— Begin Data for the task —
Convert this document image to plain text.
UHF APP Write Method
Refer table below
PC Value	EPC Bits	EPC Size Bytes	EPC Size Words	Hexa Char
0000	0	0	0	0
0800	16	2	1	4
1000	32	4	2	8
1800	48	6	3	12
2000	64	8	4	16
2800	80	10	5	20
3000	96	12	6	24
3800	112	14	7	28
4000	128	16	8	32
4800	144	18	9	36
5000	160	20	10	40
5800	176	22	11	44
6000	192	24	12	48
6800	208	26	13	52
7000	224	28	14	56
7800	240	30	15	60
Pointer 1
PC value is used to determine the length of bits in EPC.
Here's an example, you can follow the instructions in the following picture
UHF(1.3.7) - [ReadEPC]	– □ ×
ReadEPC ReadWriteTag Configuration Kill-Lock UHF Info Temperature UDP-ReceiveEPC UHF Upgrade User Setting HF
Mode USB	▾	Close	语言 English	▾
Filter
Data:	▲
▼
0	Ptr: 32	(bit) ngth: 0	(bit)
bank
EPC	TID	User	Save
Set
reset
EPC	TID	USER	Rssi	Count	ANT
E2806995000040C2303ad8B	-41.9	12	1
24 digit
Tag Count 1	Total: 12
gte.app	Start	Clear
— End Data for the task —
— Begin Data for the task —
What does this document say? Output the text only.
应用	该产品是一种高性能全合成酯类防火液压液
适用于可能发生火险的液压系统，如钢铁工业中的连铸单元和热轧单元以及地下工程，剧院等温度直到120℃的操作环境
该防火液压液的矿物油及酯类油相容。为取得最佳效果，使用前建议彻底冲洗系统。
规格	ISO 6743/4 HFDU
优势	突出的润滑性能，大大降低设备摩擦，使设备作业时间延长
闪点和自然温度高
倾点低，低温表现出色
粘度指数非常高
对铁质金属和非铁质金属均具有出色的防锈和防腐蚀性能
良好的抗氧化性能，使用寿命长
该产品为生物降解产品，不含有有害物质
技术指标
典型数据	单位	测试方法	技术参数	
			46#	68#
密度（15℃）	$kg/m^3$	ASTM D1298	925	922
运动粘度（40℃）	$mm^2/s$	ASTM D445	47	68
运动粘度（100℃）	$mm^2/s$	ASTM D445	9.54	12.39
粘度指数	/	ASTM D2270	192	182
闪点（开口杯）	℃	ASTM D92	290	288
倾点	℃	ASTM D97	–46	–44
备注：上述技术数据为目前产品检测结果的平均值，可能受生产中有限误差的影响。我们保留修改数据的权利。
— End Data for the task —
## Task description
Check each line of the records for "ASTM" and copy the ones that contain it.

## Answer for the task
密度（15℃）	$kg/m^3$	ASTM D1298	925	922
运动粘度（40℃）	$mm^2/s$	ASTM D445	47	68
运动粘度（100℃）	$mm^2/s$	ASTM D445	9.54	12.39
粘度指数	/	ASTM D2270	192	182
闪点（开口杯）	℃	ASTM D92	290	288
倾点	℃	ASTM D97	–46	–44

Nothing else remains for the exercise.